# [Dataset records]
• • •
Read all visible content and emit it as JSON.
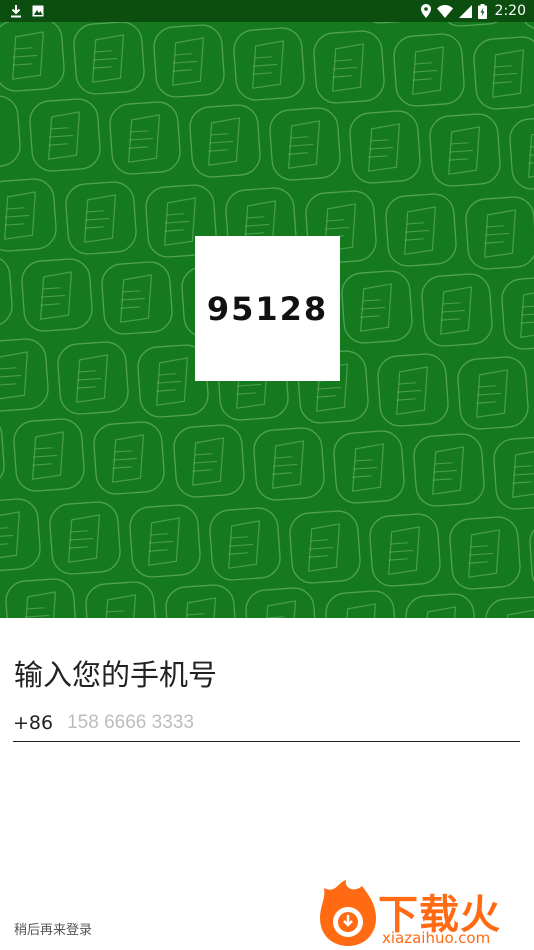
{
  "status_bar": {
    "time": "2:20",
    "left_icons": [
      "download-icon",
      "image-notification-icon"
    ],
    "right_icons": [
      "location-icon",
      "wifi-icon",
      "signal-icon",
      "battery-icon"
    ]
  },
  "hero": {
    "background_color": "#157a1e",
    "logo_text": "95128"
  },
  "form": {
    "title": "输入您的手机号",
    "country_code": "+86",
    "phone_value": "",
    "phone_placeholder": "158 6666 3333"
  },
  "footer": {
    "later_login": "稍后再来登录"
  },
  "watermark": {
    "cn": "下载火",
    "en": "xiazaihuo.com"
  }
}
• • •
# [The request]
Write the full listing out again with every line unchanged, but include no pictures.

# [Answer to the exercise]
Read all visible content and emit it as JSON.
{
  "status_bar": {
    "time": "2:20",
    "left_icons": [
      "download-icon",
      "image-notification-icon"
    ],
    "right_icons": [
      "location-icon",
      "wifi-icon",
      "signal-icon",
      "battery-icon"
    ]
  },
  "hero": {
    "background_color": "#157a1e",
    "logo_text": "95128"
  },
  "form": {
    "title": "输入您的手机号",
    "country_code": "+86",
    "phone_value": "",
    "phone_placeholder": "158 6666 3333"
  },
  "footer": {
    "later_login": "稍后再来登录"
  },
  "watermark": {
    "cn": "下载火",
    "en": "xiazaihuo.com"
  }
}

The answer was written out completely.